● **WHAT YOU WILL DO**
Write out the listing below without alteration, omitting its pictures.

┄┄┄┄┄┄┄┄┄┄

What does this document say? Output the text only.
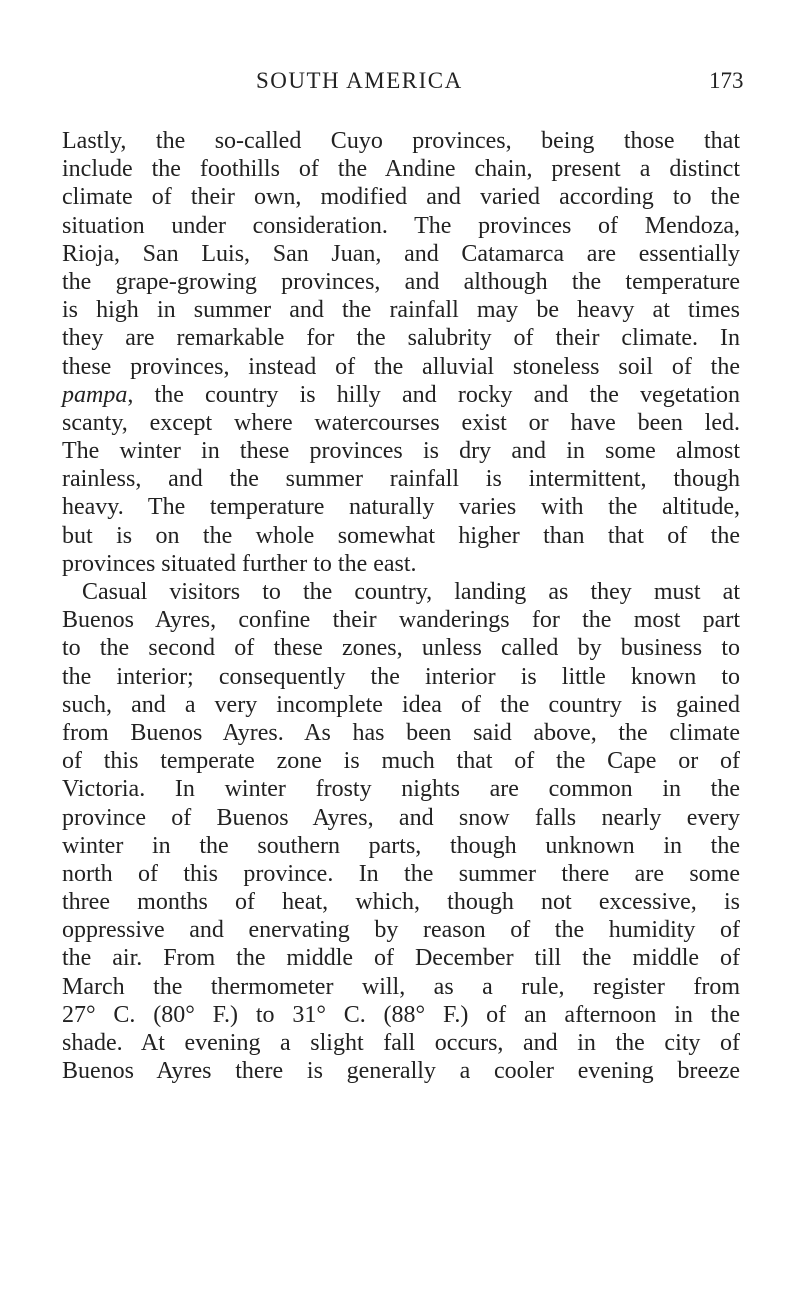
SOUTH AMERICA	173
Lastly, the so-called Cuyo provinces, being those that
include the foothills of the Andine chain, present a distinct
climate of their own, modified and varied according to the
situation under consideration. The provinces of Mendoza,
Rioja, San Luis, San Juan, and Catamarca are essentially
the grape-growing provinces, and although the temperature
is high in summer and the rainfall may be heavy at times
they are remarkable for the salubrity of their climate. In
these provinces, instead of the alluvial stoneless soil of the
pampa, the country is hilly and rocky and the vegetation
scanty, except where watercourses exist or have been led.
The winter in these provinces is dry and in some almost
rainless, and the summer rainfall is intermittent, though
heavy. The temperature naturally varies with the altitude,
but is on the whole somewhat higher than that of the
provinces situated further to the east.
Casual visitors to the country, landing as they must at
Buenos Ayres, confine their wanderings for the most part
to the second of these zones, unless called by business to
the interior; consequently the interior is little known to
such, and a very incomplete idea of the country is gained
from Buenos Ayres. As has been said above, the climate
of this temperate zone is much that of the Cape or of
Victoria. In winter frosty nights are common in the
province of Buenos Ayres, and snow falls nearly every
winter in the southern parts, though unknown in the
north of this province. In the summer there are some
three months of heat, which, though not excessive, is
oppressive and enervating by reason of the humidity of
the air. From the middle of December till the middle of
March the thermometer will, as a rule, register from
27° C. (80° F.) to 31° C. (88° F.) of an afternoon in the
shade. At evening a slight fall occurs, and in the city of
Buenos Ayres there is generally a cooler evening breeze
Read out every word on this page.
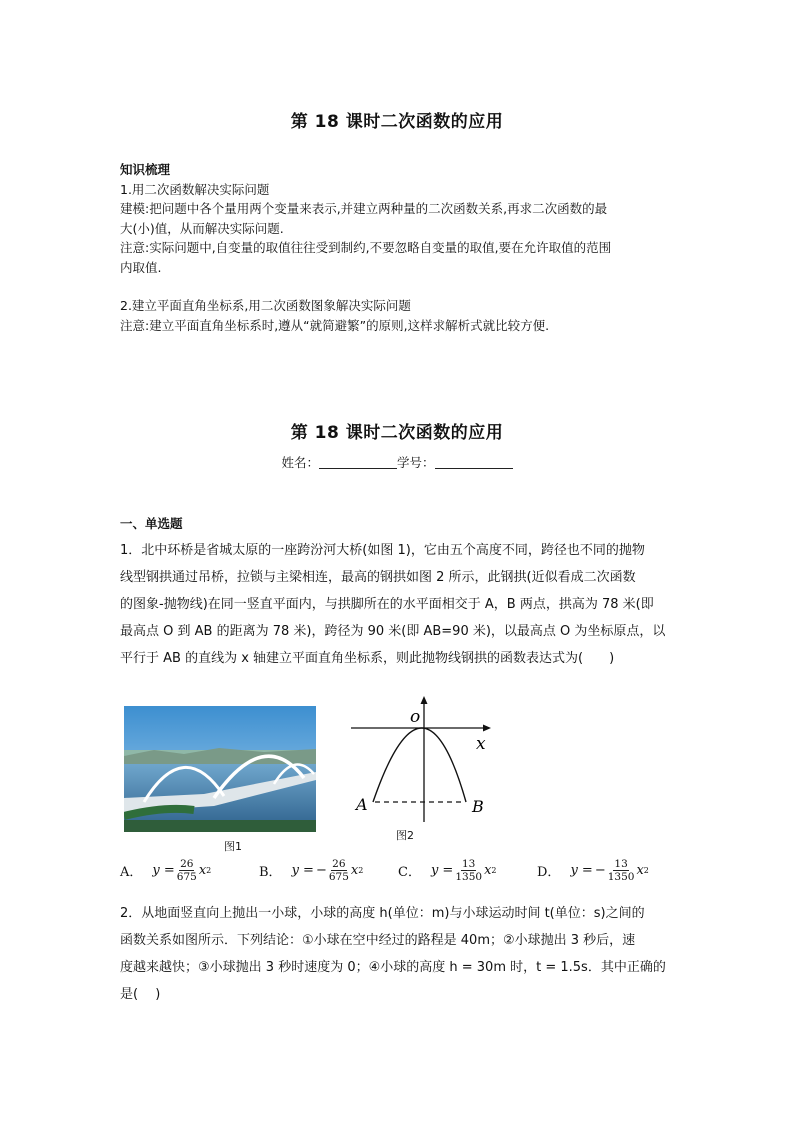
第 18 课时二次函数的应用
知识梳理
1.用二次函数解决实际问题
建模:把问题中各个量用两个变量来表示,并建立两种量的二次函数关系,再求二次函数的最
大(小)值，从而解决实际问题.
注意:实际问题中,自变量的取值往往受到制约,不要忽略自变量的取值,要在允许取值的范围
内取值.
2.建立平面直角坐标系,用二次函数图象解决实际问题
注意:建立平面直角坐标系时,遵从“就简避繁”的原则,这样求解析式就比较方便.
第 18 课时二次函数的应用
姓名：	学号：
一、单选题
1．北中环桥是省城太原的一座跨汾河大桥(如图 1)，它由五个高度不同，跨径也不同的抛物
线型钢拱通过吊桥，拉锁与主梁相连，最高的钢拱如图 2 所示，此钢拱(近似看成二次函数
的图象-抛物线)在同一竖直平面内，与拱脚所在的水平面相交于 A，B 两点，拱高为 78 米(即
最高点 O 到 AB 的距离为 78 米)，跨径为 90 米(即 AB=90 米)，以最高点 O 为坐标原点，以
平行于 AB 的直线为 x 轴建立平面直角坐标系，则此抛物线钢拱的函数表达式为(　　)
图1
o
x
A	B
图2
A． $y = \frac{26}{675}$ x 2	B． y = − $\frac{26}{675}$ x 2	C． $y = \frac{13}{1350}$ x 2	D． y = − $\frac{13}{1350}$ x 2
2．从地面竖直向上抛出一小球，小球的高度 h(单位：m)与小球运动时间 t(单位：s)之间的
函数关系如图所示．下列结论：①小球在空中经过的路程是 40m；②小球抛出 3 秒后，速
度越来越快；③小球抛出 3 秒时速度为 0；④小球的高度 h = 30m 时，t = 1.5s．其中正确的
是(　 )
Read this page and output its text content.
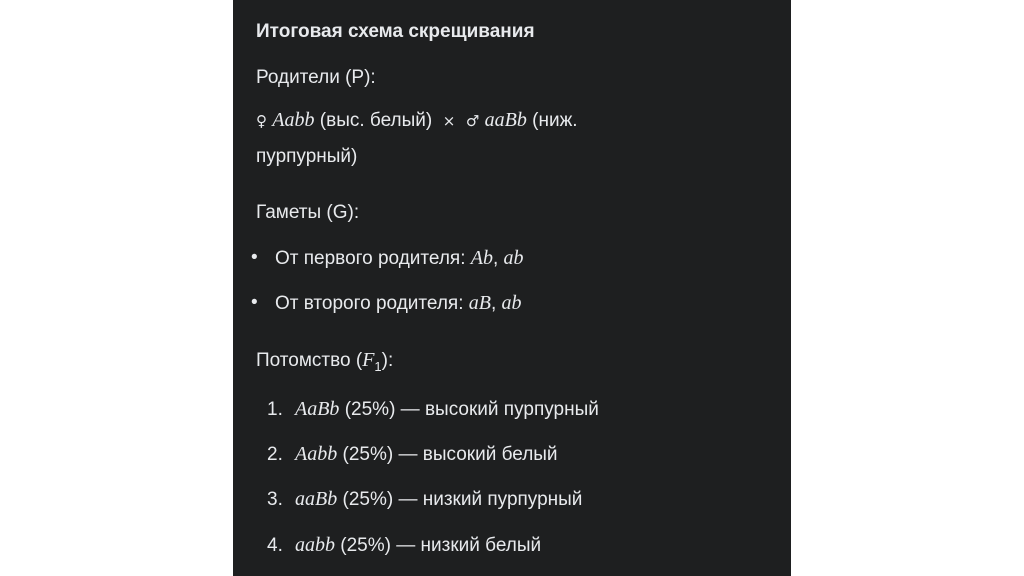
Итоговая схема скрещивания
Родители (P):
♀ Aabb (выс. белый) × ♂ aaBb (ниж.
пурпурный)
Гаметы (G):
• От первого родителя: Ab, ab
• От второго родителя: aB, ab
Потомство $(F_1)$:
1. AaBb (25%) — высокий пурпурный
2. Aabb (25%) — высокий белый
3. aaBb (25%) — низкий пурпурный
4. aabb (25%) — низкий белый
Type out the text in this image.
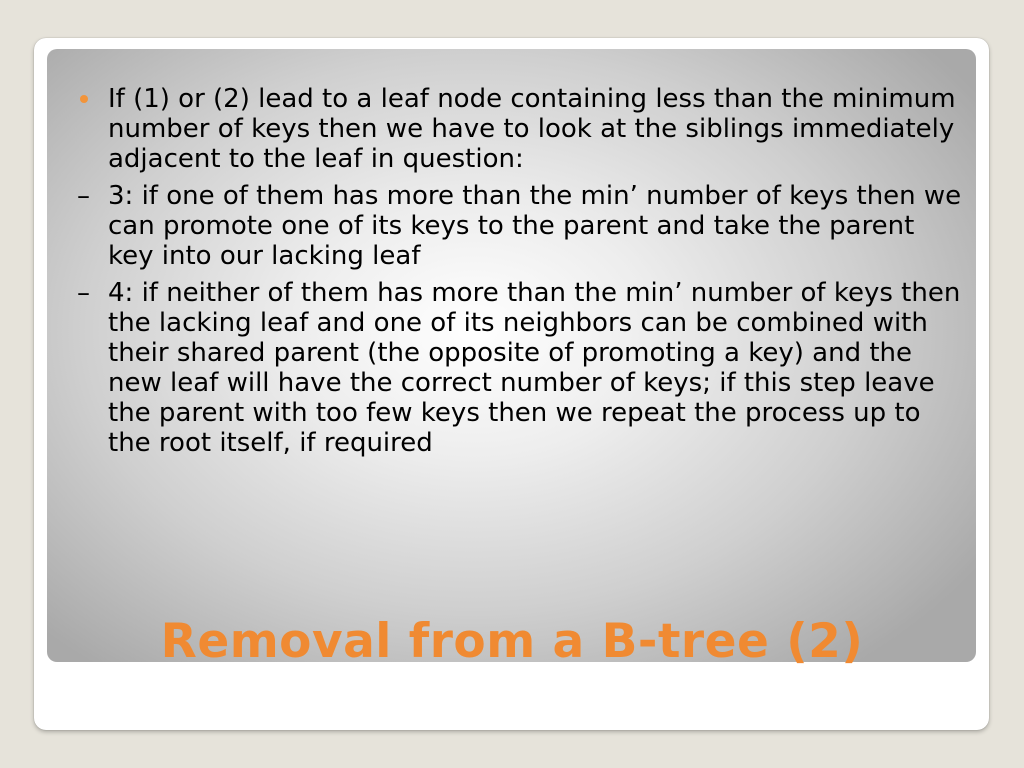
If (1) or (2) lead to a leaf node containing less than the minimum number of keys then we have to look at the siblings immediately adjacent to the leaf in question:
– 3: if one of them has more than the min’ number of keys then we can promote one of its keys to the parent and take the parent key into our lacking leaf
– 4: if neither of them has more than the min’ number of keys then the lacking leaf and one of its neighbors can be combined with their shared parent (the opposite of promoting a key) and the new leaf will have the correct number of keys; if this step leave the parent with too few keys then we repeat the process up to the root itself, if required
Removal from a B-tree (2)
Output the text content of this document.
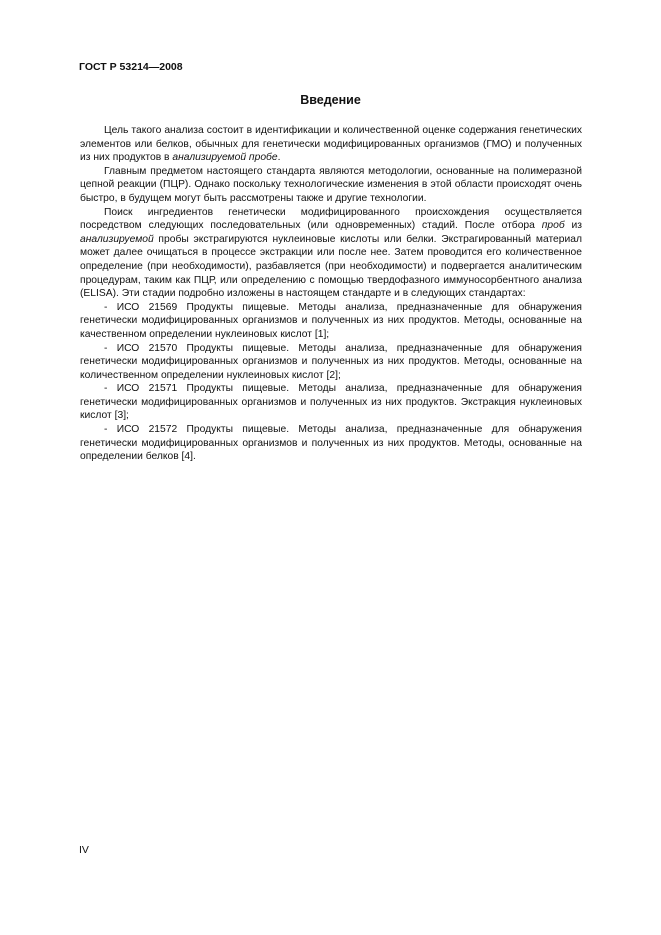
ГОСТ Р 53214—2008
Введение

Цель такого анализа состоит в идентификации и количественной оценке содержания генетических элементов или белков, обычных для генетически модифицированных организмов (ГМО) и полученных из них продуктов в анализируемой пробе.

Главным предметом настоящего стандарта являются методологии, основанные на полимеразной цепной реакции (ПЦР). Однако поскольку технологические изменения в этой области происходят очень быстро, в будущем могут быть рассмотрены также и другие технологии.

Поиск ингредиентов генетически модифицированного происхождения осуществляется посредством следующих последовательных (или одновременных) стадий. После отбора проб из анализируемой пробы экстрагируются нуклеиновые кислоты или белки. Экстрагированный материал может далее очищаться в процессе экстракции или после нее. Затем проводится его количественное определение (при необходимости), разбавляется (при необходимости) и подвергается аналитическим процедурам, таким как ПЦР, или определению с помощью твердофазного иммуносорбентного анализа (ELISA). Эти стадии подробно изложены в настоящем стандарте и в следующих стандартах:

- ИСО 21569 Продукты пищевые. Методы анализа, предназначенные для обнаружения генетически модифицированных организмов и полученных из них продуктов. Методы, основанные на качественном определении нуклеиновых кислот [1];

- ИСО 21570 Продукты пищевые. Методы анализа, предназначенные для обнаружения генетически модифицированных организмов и полученных из них продуктов. Методы, основанные на количественном определении нуклеиновых кислот [2];

- ИСО 21571 Продукты пищевые. Методы анализа, предназначенные для обнаружения генетически модифицированных организмов и полученных из них продуктов. Экстракция нуклеиновых кислот [3];

- ИСО 21572 Продукты пищевые. Методы анализа, предназначенные для обнаружения генетически модифицированных организмов и полученных из них продуктов. Методы, основанные на определении белков [4].

IV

┄┄┄┄┄┄┄┄┄┄

● **REPLY**
What does this document say? Output the text only.
SOUTH AMERICA	173
Lastly, the so-called Cuyo provinces, being those that
include the foothills of the Andine chain, present a distinct
climate of their own, modified and varied according to the
situation under consideration. The provinces of Mendoza,
Rioja, San Luis, San Juan, and Catamarca are essentially
the grape-growing provinces, and although the temperature
is high in summer and the rainfall may be heavy at times
they are remarkable for the salubrity of their climate. In
these provinces, instead of the alluvial stoneless soil of the
pampa, the country is hilly and rocky and the vegetation
scanty, except where watercourses exist or have been led.
The winter in these provinces is dry and in some almost
rainless, and the summer rainfall is intermittent, though
heavy. The temperature naturally varies with the altitude,
but is on the whole somewhat higher than that of the
provinces situated further to the east.
Casual visitors to the country, landing as they must at
Buenos Ayres, confine their wanderings for the most part
to the second of these zones, unless called by business to
the interior; consequently the interior is little known to
such, and a very incomplete idea of the country is gained
from Buenos Ayres. As has been said above, the climate
of this temperate zone is much that of the Cape or of
Victoria. In winter frosty nights are common in the
province of Buenos Ayres, and snow falls nearly every
winter in the southern parts, though unknown in the
north of this province. In the summer there are some
three months of heat, which, though not excessive, is
oppressive and enervating by reason of the humidity of
the air. From the middle of December till the middle of
March the thermometer will, as a rule, register from
27° C. (80° F.) to 31° C. (88° F.) of an afternoon in the
shade. At evening a slight fall occurs, and in the city of
Buenos Ayres there is generally a cooler evening breeze
Read out every word on this page.
第 18 课时二次函数的应用
知识梳理
1.用二次函数解决实际问题
建模:把问题中各个量用两个变量来表示,并建立两种量的二次函数关系,再求二次函数的最
大(小)值，从而解决实际问题.
注意:实际问题中,自变量的取值往往受到制约,不要忽略自变量的取值,要在允许取值的范围
内取值.
2.建立平面直角坐标系,用二次函数图象解决实际问题
注意:建立平面直角坐标系时,遵从“就简避繁”的原则,这样求解析式就比较方便.
第 18 课时二次函数的应用
姓名：	学号：
一、单选题
1．北中环桥是省城太原的一座跨汾河大桥(如图 1)，它由五个高度不同，跨径也不同的抛物
线型钢拱通过吊桥，拉锁与主梁相连，最高的钢拱如图 2 所示，此钢拱(近似看成二次函数
的图象-抛物线)在同一竖直平面内，与拱脚所在的水平面相交于 A，B 两点，拱高为 78 米(即
最高点 O 到 AB 的距离为 78 米)，跨径为 90 米(即 AB=90 米)，以最高点 O 为坐标原点，以
平行于 AB 的直线为 x 轴建立平面直角坐标系，则此抛物线钢拱的函数表达式为(　　)
图1
o
x
A	B
图2
A． $y = \frac{26}{675}$ x 2	B． y = − $\frac{26}{675}$ x 2	C． $y = \frac{13}{1350}$ x 2	D． y = − $\frac{13}{1350}$ x 2
2．从地面竖直向上抛出一小球，小球的高度 h(单位：m)与小球运动时间 t(单位：s)之间的
函数关系如图所示．下列结论：①小球在空中经过的路程是 40m；②小球抛出 3 秒后，速
度越来越快；③小球抛出 3 秒时速度为 0；④小球的高度 h = 30m 时，t = 1.5s．其中正确的
是(　 )
Read this page and output its text content.
Итоговая схема скрещивания
Родители (P):
♀ Aabb (выс. белый) × ♂ aaBb (ниж.
пурпурный)
Гаметы (G):
• От первого родителя: Ab, ab
• От второго родителя: aB, ab
Потомство $(F_1)$:
1. AaBb (25%) — высокий пурпурный
2. Aabb (25%) — высокий белый
3. aaBb (25%) — низкий пурпурный
4. aabb (25%) — низкий белый
Type out the text in this image.
If (1) or (2) lead to a leaf node containing less than the minimum number of keys then we have to look at the siblings immediately adjacent to the leaf in question:
– 3: if one of them has more than the min’ number of keys then we can promote one of its keys to the parent and take the parent key into our lacking leaf
– 4: if neither of them has more than the min’ number of keys then the lacking leaf and one of its neighbors can be combined with their shared parent (the opposite of promoting a key) and the new leaf will have the correct number of keys; if this step leave the parent with too few keys then we repeat the process up to the root itself, if required
Removal from a B-tree (2)
Output the text content of this document.
ГОСТ Р 53214—2008
Введение

Цель такого анализа состоит в идентификации и количественной оценке содержания генетических элементов или белков, обычных для генетически модифицированных организмов (ГМО) и полученных из них продуктов в анализируемой пробе.

Главным предметом настоящего стандарта являются методологии, основанные на полимеразной цепной реакции (ПЦР). Однако поскольку технологические изменения в этой области происходят очень быстро, в будущем могут быть рассмотрены также и другие технологии.

Поиск ингредиентов генетически модифицированного происхождения осуществляется посредством следующих последовательных (или одновременных) стадий. После отбора проб из анализируемой пробы экстрагируются нуклеиновые кислоты или белки. Экстрагированный материал может далее очищаться в процессе экстракции или после нее. Затем проводится его количественное определение (при необходимости), разбавляется (при необходимости) и подвергается аналитическим процедурам, таким как ПЦР, или определению с помощью твердофазного иммуносорбентного анализа (ELISA). Эти стадии подробно изложены в настоящем стандарте и в следующих стандартах:

- ИСО 21569 Продукты пищевые. Методы анализа, предназначенные для обнаружения генетически модифицированных организмов и полученных из них продуктов. Методы, основанные на качественном определении нуклеиновых кислот [1];

- ИСО 21570 Продукты пищевые. Методы анализа, предназначенные для обнаружения генетически модифицированных организмов и полученных из них продуктов. Методы, основанные на количественном определении нуклеиновых кислот [2];

- ИСО 21571 Продукты пищевые. Методы анализа, предназначенные для обнаружения генетически модифицированных организмов и полученных из них продуктов. Экстракция нуклеиновых кислот [3];

- ИСО 21572 Продукты пищевые. Методы анализа, предназначенные для обнаружения генетически модифицированных организмов и полученных из них продуктов. Методы, основанные на определении белков [4].

IV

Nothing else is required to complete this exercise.